▸ **Do this**: Extract every line of the items below that contains the string "图片资源表", treating case as significant.

▸ **Recorded information**:
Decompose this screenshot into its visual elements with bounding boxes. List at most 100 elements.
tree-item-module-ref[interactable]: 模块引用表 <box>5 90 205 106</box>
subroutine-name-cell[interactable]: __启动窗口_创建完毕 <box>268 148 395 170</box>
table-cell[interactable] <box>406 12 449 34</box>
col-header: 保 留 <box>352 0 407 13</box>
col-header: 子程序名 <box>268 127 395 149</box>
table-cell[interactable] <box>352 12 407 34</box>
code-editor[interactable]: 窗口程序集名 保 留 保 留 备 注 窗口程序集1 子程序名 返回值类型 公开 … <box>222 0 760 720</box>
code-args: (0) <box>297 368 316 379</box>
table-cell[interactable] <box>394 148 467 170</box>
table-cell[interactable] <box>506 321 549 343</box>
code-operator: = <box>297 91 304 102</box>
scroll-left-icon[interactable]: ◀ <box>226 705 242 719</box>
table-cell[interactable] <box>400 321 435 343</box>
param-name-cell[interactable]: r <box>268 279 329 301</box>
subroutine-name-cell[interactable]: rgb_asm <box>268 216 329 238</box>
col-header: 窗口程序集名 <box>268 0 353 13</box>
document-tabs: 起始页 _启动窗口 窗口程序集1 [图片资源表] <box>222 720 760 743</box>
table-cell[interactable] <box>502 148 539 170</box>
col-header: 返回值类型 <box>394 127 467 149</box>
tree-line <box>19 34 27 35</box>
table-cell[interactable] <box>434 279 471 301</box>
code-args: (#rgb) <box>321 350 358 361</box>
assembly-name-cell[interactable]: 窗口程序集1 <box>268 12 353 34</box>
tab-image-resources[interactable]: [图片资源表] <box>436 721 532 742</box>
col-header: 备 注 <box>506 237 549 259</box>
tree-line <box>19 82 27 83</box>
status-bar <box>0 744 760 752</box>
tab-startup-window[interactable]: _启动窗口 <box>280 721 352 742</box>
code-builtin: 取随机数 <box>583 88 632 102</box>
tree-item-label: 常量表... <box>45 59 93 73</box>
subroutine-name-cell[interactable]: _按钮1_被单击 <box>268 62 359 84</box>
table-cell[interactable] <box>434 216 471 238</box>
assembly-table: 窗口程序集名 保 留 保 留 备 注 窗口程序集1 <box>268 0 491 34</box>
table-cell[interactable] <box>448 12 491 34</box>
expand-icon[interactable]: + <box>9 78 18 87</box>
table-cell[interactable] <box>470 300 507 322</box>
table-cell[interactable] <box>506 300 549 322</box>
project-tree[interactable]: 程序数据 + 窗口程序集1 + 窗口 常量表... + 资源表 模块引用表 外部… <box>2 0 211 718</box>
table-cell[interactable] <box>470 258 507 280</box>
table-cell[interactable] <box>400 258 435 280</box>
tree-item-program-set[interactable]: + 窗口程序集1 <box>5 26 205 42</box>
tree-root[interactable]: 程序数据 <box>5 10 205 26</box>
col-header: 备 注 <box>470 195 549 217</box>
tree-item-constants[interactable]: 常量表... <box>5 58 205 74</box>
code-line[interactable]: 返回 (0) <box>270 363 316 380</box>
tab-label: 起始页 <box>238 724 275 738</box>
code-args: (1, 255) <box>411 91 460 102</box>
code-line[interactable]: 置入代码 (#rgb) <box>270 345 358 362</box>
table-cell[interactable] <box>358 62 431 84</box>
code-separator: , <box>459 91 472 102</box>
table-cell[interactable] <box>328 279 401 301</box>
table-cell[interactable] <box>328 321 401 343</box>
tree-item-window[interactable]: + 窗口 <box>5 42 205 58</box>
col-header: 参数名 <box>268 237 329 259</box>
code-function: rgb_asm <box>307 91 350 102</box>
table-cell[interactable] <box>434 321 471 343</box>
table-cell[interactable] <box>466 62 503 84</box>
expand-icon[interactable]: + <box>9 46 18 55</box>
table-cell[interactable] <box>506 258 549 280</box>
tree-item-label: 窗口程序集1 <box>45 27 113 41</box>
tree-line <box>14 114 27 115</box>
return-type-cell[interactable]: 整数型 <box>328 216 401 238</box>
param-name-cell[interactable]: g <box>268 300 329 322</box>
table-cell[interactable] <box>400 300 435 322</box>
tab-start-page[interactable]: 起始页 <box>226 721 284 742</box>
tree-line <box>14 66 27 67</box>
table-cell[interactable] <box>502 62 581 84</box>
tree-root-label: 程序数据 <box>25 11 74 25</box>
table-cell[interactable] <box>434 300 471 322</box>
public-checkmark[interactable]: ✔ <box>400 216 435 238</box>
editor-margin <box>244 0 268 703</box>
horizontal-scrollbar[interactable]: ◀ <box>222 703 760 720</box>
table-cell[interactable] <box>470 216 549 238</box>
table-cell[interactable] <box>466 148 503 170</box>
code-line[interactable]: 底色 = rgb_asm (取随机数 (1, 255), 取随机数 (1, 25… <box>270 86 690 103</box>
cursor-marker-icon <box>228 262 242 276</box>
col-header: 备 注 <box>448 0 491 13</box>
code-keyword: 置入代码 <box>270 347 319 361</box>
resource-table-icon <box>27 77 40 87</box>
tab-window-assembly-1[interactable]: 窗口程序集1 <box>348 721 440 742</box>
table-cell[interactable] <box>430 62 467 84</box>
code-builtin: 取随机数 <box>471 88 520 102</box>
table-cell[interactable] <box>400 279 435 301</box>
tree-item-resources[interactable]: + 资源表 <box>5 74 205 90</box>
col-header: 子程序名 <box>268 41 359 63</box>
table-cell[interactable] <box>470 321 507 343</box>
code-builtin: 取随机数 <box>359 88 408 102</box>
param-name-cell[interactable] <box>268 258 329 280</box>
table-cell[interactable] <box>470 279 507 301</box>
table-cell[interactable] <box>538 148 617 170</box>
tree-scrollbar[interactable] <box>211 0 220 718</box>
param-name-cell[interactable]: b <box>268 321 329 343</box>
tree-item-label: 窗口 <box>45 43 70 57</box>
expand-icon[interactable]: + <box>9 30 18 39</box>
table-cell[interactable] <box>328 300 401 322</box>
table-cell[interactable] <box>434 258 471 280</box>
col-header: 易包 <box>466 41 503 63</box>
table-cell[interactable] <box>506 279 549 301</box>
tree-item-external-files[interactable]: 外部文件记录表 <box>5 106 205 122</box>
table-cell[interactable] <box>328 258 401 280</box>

▸ **The completed task**:
document-tabs: 起始页 _启动窗口 窗口程序集1 [图片资源表] <box>222 720 760 743</box>
tab-image-resources[interactable]: [图片资源表] <box>436 721 532 742</box>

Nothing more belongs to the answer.